#### RECORD EXCERPTS ####

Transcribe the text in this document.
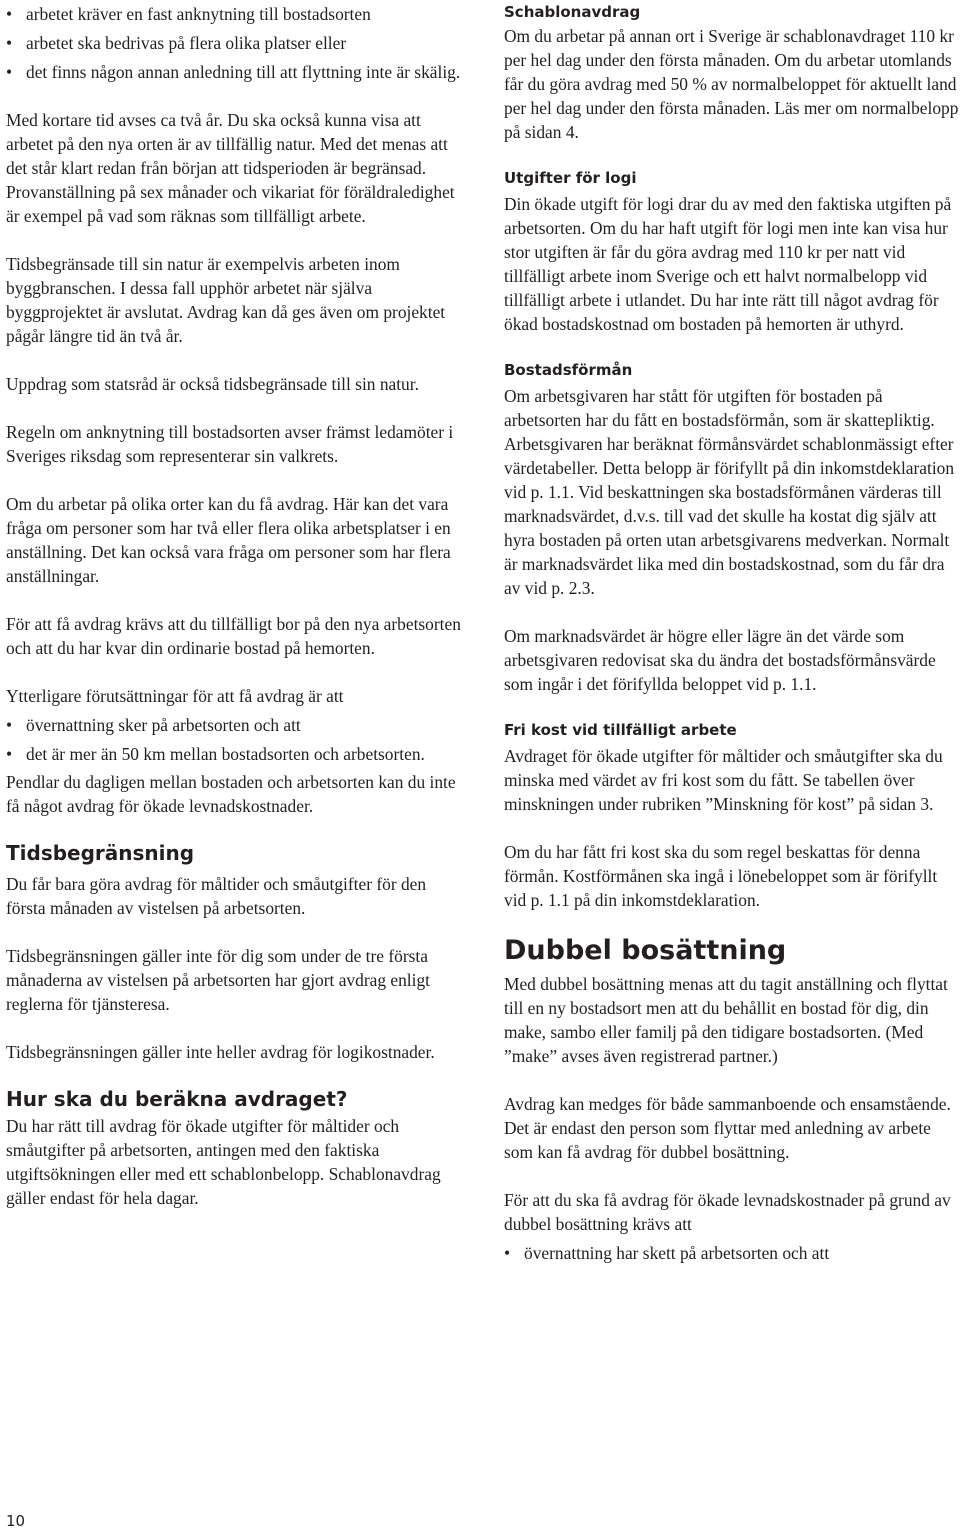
• arbetet kräver en fast anknytning till bostadsorten
• arbetet ska bedrivas på flera olika platser eller
• det finns någon annan anledning till att flyttning inte är skälig.

Med kortare tid avses ca två år. Du ska också kunna visa att arbetet på den nya orten är av tillfällig natur. Med det menas att det står klart redan från början att tidsperioden är begränsad. Provanställning på sex månader och vikariat för föräldraledighet är exempel på vad som räknas som tillfälligt arbete.

Tidsbegränsade till sin natur är exempelvis arbeten inom byggbranschen. I dessa fall upphör arbetet när själva byggprojektet är avslutat. Avdrag kan då ges även om projektet pågår längre tid än två år.

Uppdrag som statsråd är också tidsbegränsade till sin natur.

Regeln om anknytning till bostadsorten avser främst ledamöter i Sveriges riksdag som representerar sin valkrets.

Om du arbetar på olika orter kan du få avdrag. Här kan det vara fråga om personer som har två eller flera olika arbetsplatser i en anställning. Det kan också vara fråga om personer som har flera anställningar.

För att få avdrag krävs att du tillfälligt bor på den nya arbetsorten och att du har kvar din ordinarie bostad på hemorten.

Ytterligare förutsättningar för att få avdrag är att

• övernattning sker på arbetsorten och att
• det är mer än 50 km mellan bostadsorten och arbetsorten.

Pendlar du dagligen mellan bostaden och arbetsorten kan du inte få något avdrag för ökade levnadskostnader.

Tidsbegränsning

Du får bara göra avdrag för måltider och småutgifter för den första månaden av vistelsen på arbetsorten.

Tidsbegränsningen gäller inte för dig som under de tre första månaderna av vistelsen på arbetsorten har gjort avdrag enligt reglerna för tjänsteresa.

Tidsbegränsningen gäller inte heller avdrag för logikostnader.

Hur ska du beräkna avdraget?

Du har rätt till avdrag för ökade utgifter för måltider och småutgifter på arbetsorten, antingen med den faktiska utgiftsökningen eller med ett schablonbelopp. Schablonavdrag gäller endast för hela dagar.

Schablonavdrag

Om du arbetar på annan ort i Sverige är schablonavdraget 110 kr per hel dag under den första månaden. Om du arbetar utomlands får du göra avdrag med 50 % av normalbeloppet för aktuellt land per hel dag under den första månaden. Läs mer om normalbelopp på sidan 4.

Utgifter för logi

Din ökade utgift för logi drar du av med den faktiska utgiften på arbetsorten. Om du har haft utgift för logi men inte kan visa hur stor utgiften är får du göra avdrag med 110 kr per natt vid tillfälligt arbete inom Sverige och ett halvt normalbelopp vid tillfälligt arbete i utlandet. Du har inte rätt till något avdrag för ökad bostadskostnad om bostaden på hemorten är uthyrd.

Bostadsförmån

Om arbetsgivaren har stått för utgiften för bostaden på arbetsorten har du fått en bostadsförmån, som är skattepliktig. Arbetsgivaren har beräknat förmånsvärdet schablonmässigt efter värdetabeller. Detta belopp är förifyllt på din inkomstdeklaration vid p. 1.1. Vid beskattningen ska bostadsförmånen värderas till marknadsvärdet, d.v.s. till vad det skulle ha kostat dig själv att hyra bostaden på orten utan arbetsgivarens medverkan. Normalt är marknadsvärdet lika med din bostadskostnad, som du får dra av vid p. 2.3.

Om marknadsvärdet är högre eller lägre än det värde som arbetsgivaren redovisat ska du ändra det bostadsförmånsvärde som ingår i det förifyllda beloppet vid p. 1.1.

Fri kost vid tillfälligt arbete

Avdraget för ökade utgifter för måltider och småutgifter ska du minska med värdet av fri kost som du fått. Se tabellen över minskningen under rubriken ”Minskning för kost” på sidan 3.

Om du har fått fri kost ska du som regel beskattas för denna förmån. Kostförmånen ska ingå i lönebeloppet som är förifyllt vid p. 1.1 på din inkomstdeklaration.

Dubbel bosättning

Med dubbel bosättning menas att du tagit anställning och flyttat till en ny bostadsort men att du behållit en bostad för dig, din make, sambo eller familj på den tidigare bostadsorten. (Med ”make” avses även registrerad partner.)

Avdrag kan medges för både sammanboende och ensamstående. Det är endast den person som flyttar med anledning av arbete som kan få avdrag för dubbel bosättning.

För att du ska få avdrag för ökade levnadskostnader på grund av dubbel bosättning krävs att

• övernattning har skett på arbetsorten och att
10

####

■ **AIM**
Pull out all lines containing "månaden".

■ **EXERCISE RESULT**
Du får bara göra avdrag för måltider och småutgifter för den första månaden av vistelsen på arbetsorten.
Om du arbetar på annan ort i Sverige är schablonavdraget 110 kr per hel dag under den första månaden. Om du arbetar utomlands får du göra avdrag med 50 % av normalbeloppet för aktuellt land per hel dag under den första månaden. Läs mer om normalbelopp på sidan 4.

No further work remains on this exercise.